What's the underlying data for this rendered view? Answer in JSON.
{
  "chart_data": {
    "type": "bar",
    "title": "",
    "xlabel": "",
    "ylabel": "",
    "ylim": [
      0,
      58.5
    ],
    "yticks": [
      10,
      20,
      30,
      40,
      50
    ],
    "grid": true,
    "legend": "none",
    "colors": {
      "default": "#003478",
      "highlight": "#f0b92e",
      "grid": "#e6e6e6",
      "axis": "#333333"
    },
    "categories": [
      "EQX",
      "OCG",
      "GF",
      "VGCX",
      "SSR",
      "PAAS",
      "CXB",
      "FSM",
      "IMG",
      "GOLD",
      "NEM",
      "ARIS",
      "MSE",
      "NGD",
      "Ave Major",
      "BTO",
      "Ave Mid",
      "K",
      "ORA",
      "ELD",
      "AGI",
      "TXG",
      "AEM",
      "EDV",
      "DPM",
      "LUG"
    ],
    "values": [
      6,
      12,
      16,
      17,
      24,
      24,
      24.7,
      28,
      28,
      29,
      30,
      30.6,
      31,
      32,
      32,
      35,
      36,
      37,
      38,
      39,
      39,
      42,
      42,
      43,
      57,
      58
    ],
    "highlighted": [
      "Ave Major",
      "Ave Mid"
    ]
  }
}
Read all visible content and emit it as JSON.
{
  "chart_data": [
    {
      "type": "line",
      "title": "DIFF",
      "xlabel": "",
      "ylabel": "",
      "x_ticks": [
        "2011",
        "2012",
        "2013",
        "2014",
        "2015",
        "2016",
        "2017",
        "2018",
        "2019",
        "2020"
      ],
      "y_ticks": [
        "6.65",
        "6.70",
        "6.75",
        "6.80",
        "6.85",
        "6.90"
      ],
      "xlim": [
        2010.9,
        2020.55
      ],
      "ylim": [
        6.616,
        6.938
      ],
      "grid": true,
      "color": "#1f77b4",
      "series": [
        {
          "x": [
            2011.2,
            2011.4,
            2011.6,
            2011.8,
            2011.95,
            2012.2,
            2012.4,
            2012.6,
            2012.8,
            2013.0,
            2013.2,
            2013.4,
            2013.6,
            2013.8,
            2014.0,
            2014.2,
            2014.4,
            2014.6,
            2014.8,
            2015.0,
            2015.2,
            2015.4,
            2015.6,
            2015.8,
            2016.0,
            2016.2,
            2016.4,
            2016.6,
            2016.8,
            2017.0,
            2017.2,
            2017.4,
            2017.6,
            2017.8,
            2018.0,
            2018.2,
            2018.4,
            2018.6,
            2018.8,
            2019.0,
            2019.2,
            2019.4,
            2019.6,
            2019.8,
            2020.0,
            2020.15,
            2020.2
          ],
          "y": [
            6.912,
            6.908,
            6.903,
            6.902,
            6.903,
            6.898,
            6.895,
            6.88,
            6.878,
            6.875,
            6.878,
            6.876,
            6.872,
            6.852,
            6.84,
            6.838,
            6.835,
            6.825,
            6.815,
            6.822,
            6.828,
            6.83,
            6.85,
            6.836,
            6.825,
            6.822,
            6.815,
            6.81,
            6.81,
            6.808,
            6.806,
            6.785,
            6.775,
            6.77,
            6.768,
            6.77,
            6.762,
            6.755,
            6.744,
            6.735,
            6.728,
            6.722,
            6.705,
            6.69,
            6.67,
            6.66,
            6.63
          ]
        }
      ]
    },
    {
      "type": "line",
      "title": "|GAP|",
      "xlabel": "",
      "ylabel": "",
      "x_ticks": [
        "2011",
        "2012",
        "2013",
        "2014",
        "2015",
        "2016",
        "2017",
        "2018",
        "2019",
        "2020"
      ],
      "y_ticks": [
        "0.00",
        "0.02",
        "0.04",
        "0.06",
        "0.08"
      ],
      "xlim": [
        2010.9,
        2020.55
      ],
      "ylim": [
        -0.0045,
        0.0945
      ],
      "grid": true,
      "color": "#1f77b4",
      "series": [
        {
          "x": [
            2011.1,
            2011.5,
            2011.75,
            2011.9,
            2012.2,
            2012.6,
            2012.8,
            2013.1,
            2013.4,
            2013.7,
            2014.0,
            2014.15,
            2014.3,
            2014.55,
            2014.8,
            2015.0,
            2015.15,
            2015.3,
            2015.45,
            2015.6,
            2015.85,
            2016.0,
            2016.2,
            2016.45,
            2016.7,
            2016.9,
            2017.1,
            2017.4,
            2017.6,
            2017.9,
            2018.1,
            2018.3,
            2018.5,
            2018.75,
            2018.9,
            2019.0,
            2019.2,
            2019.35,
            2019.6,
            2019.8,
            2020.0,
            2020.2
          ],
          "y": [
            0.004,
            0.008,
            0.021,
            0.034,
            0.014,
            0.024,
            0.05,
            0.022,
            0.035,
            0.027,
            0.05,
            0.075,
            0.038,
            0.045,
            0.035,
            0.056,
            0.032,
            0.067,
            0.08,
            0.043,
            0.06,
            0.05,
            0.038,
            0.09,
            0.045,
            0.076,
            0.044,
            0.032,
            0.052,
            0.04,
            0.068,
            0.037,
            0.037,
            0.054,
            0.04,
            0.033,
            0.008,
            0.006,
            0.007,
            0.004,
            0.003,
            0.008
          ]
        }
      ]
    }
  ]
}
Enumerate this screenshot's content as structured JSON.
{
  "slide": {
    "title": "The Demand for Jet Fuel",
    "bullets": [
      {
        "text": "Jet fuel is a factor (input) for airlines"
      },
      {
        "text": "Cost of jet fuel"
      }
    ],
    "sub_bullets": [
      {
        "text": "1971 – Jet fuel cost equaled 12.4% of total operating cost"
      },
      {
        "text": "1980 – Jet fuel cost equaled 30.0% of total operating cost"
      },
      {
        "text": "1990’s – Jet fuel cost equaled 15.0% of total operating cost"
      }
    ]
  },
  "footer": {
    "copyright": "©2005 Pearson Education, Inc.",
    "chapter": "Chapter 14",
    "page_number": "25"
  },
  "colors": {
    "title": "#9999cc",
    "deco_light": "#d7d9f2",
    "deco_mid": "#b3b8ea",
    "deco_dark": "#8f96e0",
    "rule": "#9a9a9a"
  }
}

**Direction:**
Determine the number of lines where the string "title" occurs, and give that number only.

**Output of the exercise:**
5